#### Written exercise
Copy every line of the following data that includes the string "случае".

#### Stored items
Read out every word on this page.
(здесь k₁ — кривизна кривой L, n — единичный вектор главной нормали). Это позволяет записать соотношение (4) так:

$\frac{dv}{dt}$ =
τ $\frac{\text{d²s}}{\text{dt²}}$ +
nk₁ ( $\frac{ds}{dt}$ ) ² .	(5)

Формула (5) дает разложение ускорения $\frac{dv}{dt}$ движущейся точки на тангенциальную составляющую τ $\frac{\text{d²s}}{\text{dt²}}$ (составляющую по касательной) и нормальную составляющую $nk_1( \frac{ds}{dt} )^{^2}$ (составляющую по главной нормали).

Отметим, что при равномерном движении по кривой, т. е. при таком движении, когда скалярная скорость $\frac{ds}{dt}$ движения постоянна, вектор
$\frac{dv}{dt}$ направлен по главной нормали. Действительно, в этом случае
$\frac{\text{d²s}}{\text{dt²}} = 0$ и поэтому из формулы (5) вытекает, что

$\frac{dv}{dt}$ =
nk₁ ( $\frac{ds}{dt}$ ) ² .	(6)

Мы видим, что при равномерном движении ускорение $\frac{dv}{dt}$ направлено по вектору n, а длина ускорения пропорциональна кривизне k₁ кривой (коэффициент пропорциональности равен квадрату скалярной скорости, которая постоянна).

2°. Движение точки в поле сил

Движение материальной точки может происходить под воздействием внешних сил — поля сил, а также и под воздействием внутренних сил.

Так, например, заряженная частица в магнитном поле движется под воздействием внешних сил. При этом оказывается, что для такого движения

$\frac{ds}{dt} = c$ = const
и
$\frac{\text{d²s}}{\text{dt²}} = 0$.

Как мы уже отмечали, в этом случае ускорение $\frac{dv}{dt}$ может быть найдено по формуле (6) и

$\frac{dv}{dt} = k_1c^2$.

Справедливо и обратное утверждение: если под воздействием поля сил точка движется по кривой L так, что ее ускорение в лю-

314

* * *

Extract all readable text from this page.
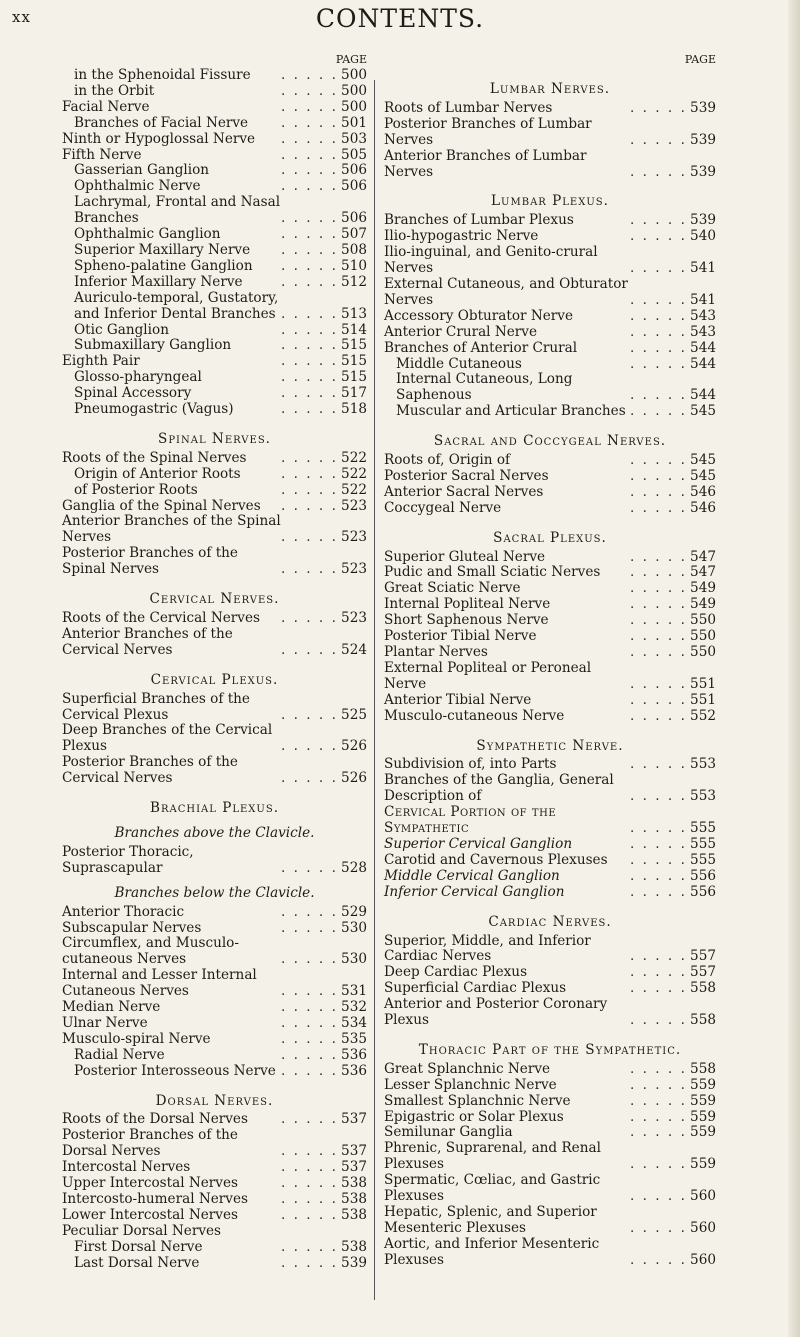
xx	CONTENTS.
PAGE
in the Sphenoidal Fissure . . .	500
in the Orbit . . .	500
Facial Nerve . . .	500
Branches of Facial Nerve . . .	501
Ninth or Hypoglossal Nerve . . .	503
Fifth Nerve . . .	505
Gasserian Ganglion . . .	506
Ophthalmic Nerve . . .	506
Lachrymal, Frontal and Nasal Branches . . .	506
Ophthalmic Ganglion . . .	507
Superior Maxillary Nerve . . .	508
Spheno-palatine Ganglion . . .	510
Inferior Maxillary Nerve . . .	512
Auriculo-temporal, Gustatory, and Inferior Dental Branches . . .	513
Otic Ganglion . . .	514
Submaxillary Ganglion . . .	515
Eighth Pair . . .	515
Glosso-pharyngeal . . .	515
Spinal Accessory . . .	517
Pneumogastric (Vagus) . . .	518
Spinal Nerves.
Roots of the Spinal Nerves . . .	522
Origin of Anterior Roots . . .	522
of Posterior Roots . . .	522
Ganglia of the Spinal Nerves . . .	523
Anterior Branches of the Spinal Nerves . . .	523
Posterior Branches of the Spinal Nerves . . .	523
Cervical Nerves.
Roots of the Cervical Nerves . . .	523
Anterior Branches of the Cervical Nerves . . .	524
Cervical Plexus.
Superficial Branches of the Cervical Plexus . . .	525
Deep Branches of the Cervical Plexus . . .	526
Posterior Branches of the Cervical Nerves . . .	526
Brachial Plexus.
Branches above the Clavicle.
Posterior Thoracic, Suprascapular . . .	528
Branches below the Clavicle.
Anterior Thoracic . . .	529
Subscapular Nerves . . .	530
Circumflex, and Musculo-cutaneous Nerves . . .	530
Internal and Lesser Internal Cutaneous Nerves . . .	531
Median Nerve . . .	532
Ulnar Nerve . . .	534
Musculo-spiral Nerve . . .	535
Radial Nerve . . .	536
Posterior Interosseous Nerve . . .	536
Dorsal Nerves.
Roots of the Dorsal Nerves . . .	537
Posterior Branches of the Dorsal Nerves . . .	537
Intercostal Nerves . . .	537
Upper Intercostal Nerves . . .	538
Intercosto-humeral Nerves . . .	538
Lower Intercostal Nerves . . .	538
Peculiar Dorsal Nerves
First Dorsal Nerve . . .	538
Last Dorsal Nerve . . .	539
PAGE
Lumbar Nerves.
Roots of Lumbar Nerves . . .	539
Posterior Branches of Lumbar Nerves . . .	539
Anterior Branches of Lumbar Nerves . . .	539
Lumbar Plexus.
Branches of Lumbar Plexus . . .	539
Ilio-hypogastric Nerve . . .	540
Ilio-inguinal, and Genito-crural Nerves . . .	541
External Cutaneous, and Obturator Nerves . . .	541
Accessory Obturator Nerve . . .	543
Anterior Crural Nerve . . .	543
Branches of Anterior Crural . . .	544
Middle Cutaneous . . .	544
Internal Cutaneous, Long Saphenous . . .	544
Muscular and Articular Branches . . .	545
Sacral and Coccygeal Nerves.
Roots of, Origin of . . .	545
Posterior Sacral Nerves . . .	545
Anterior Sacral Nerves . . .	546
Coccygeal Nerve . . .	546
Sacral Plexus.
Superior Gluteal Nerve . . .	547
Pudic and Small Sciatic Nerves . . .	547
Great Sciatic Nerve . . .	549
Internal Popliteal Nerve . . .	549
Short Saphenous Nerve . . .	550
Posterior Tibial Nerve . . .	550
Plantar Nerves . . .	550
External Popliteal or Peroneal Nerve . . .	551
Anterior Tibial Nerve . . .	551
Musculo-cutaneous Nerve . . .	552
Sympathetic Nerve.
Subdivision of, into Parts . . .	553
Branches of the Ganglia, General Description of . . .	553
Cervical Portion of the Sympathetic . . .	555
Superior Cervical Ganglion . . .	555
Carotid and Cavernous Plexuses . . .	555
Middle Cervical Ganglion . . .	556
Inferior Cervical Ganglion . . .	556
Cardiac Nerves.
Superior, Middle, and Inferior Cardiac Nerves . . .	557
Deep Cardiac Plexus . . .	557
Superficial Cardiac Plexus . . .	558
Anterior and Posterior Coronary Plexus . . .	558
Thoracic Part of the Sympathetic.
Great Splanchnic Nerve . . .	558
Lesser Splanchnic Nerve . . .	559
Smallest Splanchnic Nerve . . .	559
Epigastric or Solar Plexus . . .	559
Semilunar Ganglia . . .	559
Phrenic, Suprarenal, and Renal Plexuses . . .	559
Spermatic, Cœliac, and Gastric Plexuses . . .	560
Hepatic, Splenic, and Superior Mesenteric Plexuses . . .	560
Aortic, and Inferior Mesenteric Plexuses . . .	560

#### Output of the task
$\frac{dv}{dt}$ направлен по главной нормали. Действительно, в этом случае
Как мы уже отмечали, в этом случае ускорение $\frac{dv}{dt}$ может быть найдено по формуле (6) и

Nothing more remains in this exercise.